#### Records supplied ####

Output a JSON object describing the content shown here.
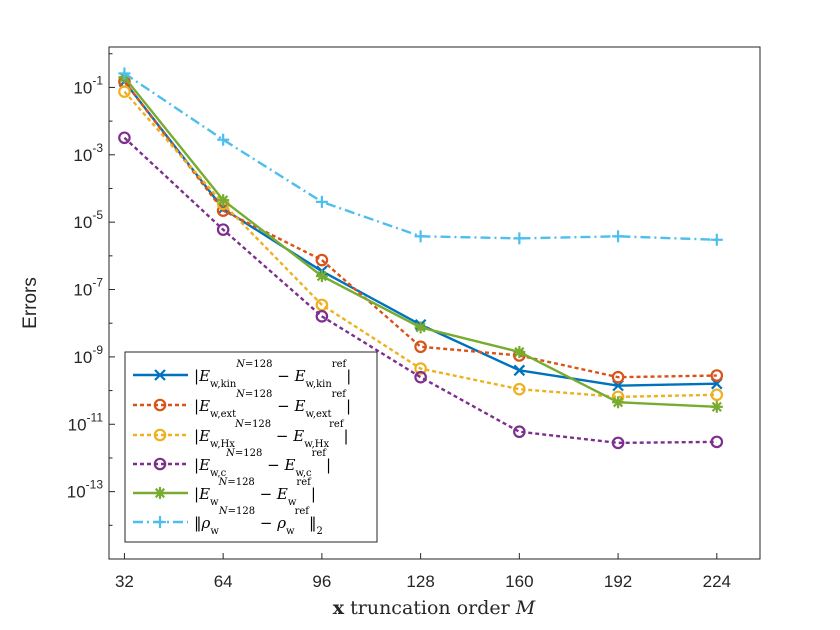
{
  "chart_data": {
    "type": "line",
    "title": "",
    "xlabel": "x truncation order M",
    "ylabel": "Errors",
    "x": [
      32,
      64,
      96,
      128,
      160,
      192,
      224
    ],
    "xticks": [
      "32",
      "64",
      "96",
      "128",
      "160",
      "192",
      "224"
    ],
    "xlim": [
      27,
      238
    ],
    "ylim_log10": [
      -15,
      0.2
    ],
    "yticks": [
      {
        "exp": -1,
        "label": "-1"
      },
      {
        "exp": -3,
        "label": "-3"
      },
      {
        "exp": -5,
        "label": "-5"
      },
      {
        "exp": -7,
        "label": "-7"
      },
      {
        "exp": -9,
        "label": "-9"
      },
      {
        "exp": -11,
        "label": "-11"
      },
      {
        "exp": -13,
        "label": "-13"
      }
    ],
    "ytick_base": "10",
    "grid": false,
    "legend_position": "bottom-left",
    "series": [
      {
        "key": "kin",
        "name": "|E_w,kin^(N=128) − E_w,kin^ref|",
        "color": "#0072BD",
        "dash": "solid",
        "marker": "x",
        "values": [
          0.15,
          2.5e-05,
          3.5e-07,
          9e-09,
          4e-10,
          1.4e-10,
          1.6e-10
        ]
      },
      {
        "key": "ext",
        "name": "|E_w,ext^(N=128) − E_w,ext^ref|",
        "color": "#D95319",
        "dash": "dot",
        "marker": "o",
        "values": [
          0.15,
          2.2e-05,
          7.5e-07,
          2e-09,
          1.1e-09,
          2.5e-10,
          2.8e-10
        ]
      },
      {
        "key": "hx",
        "name": "|E_w,Hx^(N=128) − E_w,Hx^ref|",
        "color": "#EDB120",
        "dash": "dot",
        "marker": "o",
        "values": [
          0.075,
          3.5e-05,
          3.5e-08,
          4.5e-10,
          1.1e-10,
          6.5e-11,
          7.5e-11
        ]
      },
      {
        "key": "c",
        "name": "|E_w,c^(N=128) − E_w,c^ref|",
        "color": "#7E2F8E",
        "dash": "dot",
        "marker": "o",
        "values": [
          0.0032,
          6e-06,
          1.6e-08,
          2.5e-10,
          6e-12,
          2.8e-12,
          3e-12
        ]
      },
      {
        "key": "tot",
        "name": "|E_w^(N=128) − E_w^ref|",
        "color": "#77AC30",
        "dash": "solid",
        "marker": "*",
        "values": [
          0.2,
          4.5e-05,
          2.5e-07,
          7.5e-09,
          1.4e-09,
          4.5e-11,
          3.3e-11
        ]
      },
      {
        "key": "rho",
        "name": "||ρ_w^(N=128) − ρ_w^ref||_2",
        "color": "#4DBEEE",
        "dash": "dashdot",
        "marker": "+",
        "values": [
          0.26,
          0.0028,
          4e-05,
          3.8e-06,
          3.3e-06,
          3.8e-06,
          3e-06
        ]
      }
    ]
  }
}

####

*Task description*. Where does the word "name" appear in the listing? List each line that holds it.

*Finished task*.
        "name": "|E_w,kin^(N=128) − E_w,kin^ref|",
        "name": "|E_w,ext^(N=128) − E_w,ext^ref|",
        "name": "|E_w,Hx^(N=128) − E_w,Hx^ref|",
        "name": "|E_w,c^(N=128) − E_w,c^ref|",
        "name": "|E_w^(N=128) − E_w^ref|",
        "name": "||ρ_w^(N=128) − ρ_w^ref||_2",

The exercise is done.